> **WHAT IS ASKED**: Retype the complete listing exactly as it appears.

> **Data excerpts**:

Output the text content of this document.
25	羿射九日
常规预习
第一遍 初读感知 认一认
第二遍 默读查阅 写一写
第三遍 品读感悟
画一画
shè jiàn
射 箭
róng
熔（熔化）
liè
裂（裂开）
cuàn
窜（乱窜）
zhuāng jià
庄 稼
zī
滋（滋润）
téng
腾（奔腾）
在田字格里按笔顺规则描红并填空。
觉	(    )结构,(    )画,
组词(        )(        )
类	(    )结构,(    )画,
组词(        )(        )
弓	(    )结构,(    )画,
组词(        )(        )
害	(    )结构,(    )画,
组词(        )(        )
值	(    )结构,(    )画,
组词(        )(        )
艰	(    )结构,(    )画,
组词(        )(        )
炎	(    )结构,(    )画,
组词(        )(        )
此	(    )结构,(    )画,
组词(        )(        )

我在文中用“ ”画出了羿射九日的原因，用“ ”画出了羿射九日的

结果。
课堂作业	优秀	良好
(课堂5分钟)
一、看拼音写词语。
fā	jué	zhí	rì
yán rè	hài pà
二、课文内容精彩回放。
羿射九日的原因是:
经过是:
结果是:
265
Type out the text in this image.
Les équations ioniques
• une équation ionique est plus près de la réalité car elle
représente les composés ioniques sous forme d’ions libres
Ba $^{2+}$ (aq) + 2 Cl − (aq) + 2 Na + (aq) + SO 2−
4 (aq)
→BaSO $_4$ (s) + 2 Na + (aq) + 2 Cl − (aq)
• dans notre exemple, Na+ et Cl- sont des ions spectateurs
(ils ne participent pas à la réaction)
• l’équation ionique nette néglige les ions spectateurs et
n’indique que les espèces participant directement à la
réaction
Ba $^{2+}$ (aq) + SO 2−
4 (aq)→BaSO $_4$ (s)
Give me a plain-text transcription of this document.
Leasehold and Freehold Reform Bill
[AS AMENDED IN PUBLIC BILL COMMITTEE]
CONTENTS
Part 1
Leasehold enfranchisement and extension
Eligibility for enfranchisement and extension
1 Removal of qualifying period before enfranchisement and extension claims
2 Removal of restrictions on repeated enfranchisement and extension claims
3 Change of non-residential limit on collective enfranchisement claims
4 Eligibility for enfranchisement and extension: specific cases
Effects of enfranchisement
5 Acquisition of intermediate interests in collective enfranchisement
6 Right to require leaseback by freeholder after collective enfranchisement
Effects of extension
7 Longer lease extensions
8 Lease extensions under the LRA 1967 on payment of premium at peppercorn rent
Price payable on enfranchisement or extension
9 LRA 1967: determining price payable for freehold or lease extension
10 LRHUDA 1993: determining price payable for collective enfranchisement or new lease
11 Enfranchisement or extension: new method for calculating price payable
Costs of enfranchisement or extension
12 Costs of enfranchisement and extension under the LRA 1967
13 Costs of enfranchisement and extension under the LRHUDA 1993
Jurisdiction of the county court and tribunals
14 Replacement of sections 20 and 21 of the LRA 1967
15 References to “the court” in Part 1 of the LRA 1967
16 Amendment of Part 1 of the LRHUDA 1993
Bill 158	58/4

> **EXERCISE RESULT**:
Output the text content of this document.
25	羿射九日
常规预习
第一遍 初读感知 认一认
第二遍 默读查阅 写一写
第三遍 品读感悟
画一画
shè jiàn
射 箭
róng
熔（熔化）
liè
裂（裂开）
cuàn
窜（乱窜）
zhuāng jià
庄 稼
zī
滋（滋润）
téng
腾（奔腾）
在田字格里按笔顺规则描红并填空。
觉	(    )结构,(    )画,
组词(        )(        )
类	(    )结构,(    )画,
组词(        )(        )
弓	(    )结构,(    )画,
组词(        )(        )
害	(    )结构,(    )画,
组词(        )(        )
值	(    )结构,(    )画,
组词(        )(        )
艰	(    )结构,(    )画,
组词(        )(        )
炎	(    )结构,(    )画,
组词(        )(        )
此	(    )结构,(    )画,
组词(        )(        )

我在文中用“ ”画出了羿射九日的原因，用“ ”画出了羿射九日的

结果。
课堂作业	优秀	良好
(课堂5分钟)
一、看拼音写词语。
fā	jué	zhí	rì
yán rè	hài pà
二、课文内容精彩回放。
羿射九日的原因是:
经过是:
结果是:
265
Type out the text in this image.
Les équations ioniques
• une équation ionique est plus près de la réalité car elle
représente les composés ioniques sous forme d’ions libres
Ba $^{2+}$ (aq) + 2 Cl − (aq) + 2 Na + (aq) + SO 2−
4 (aq)
→BaSO $_4$ (s) + 2 Na + (aq) + 2 Cl − (aq)
• dans notre exemple, Na+ et Cl- sont des ions spectateurs
(ils ne participent pas à la réaction)
• l’équation ionique nette néglige les ions spectateurs et
n’indique que les espèces participant directement à la
réaction
Ba $^{2+}$ (aq) + SO 2−
4 (aq)→BaSO $_4$ (s)
Give me a plain-text transcription of this document.
Leasehold and Freehold Reform Bill
[AS AMENDED IN PUBLIC BILL COMMITTEE]
CONTENTS
Part 1
Leasehold enfranchisement and extension
Eligibility for enfranchisement and extension
1 Removal of qualifying period before enfranchisement and extension claims
2 Removal of restrictions on repeated enfranchisement and extension claims
3 Change of non-residential limit on collective enfranchisement claims
4 Eligibility for enfranchisement and extension: specific cases
Effects of enfranchisement
5 Acquisition of intermediate interests in collective enfranchisement
6 Right to require leaseback by freeholder after collective enfranchisement
Effects of extension
7 Longer lease extensions
8 Lease extensions under the LRA 1967 on payment of premium at peppercorn rent
Price payable on enfranchisement or extension
9 LRA 1967: determining price payable for freehold or lease extension
10 LRHUDA 1993: determining price payable for collective enfranchisement or new lease
11 Enfranchisement or extension: new method for calculating price payable
Costs of enfranchisement or extension
12 Costs of enfranchisement and extension under the LRA 1967
13 Costs of enfranchisement and extension under the LRHUDA 1993
Jurisdiction of the county court and tribunals
14 Replacement of sections 20 and 21 of the LRA 1967
15 References to “the court” in Part 1 of the LRA 1967
16 Amendment of Part 1 of the LRHUDA 1993
Bill 158	58/4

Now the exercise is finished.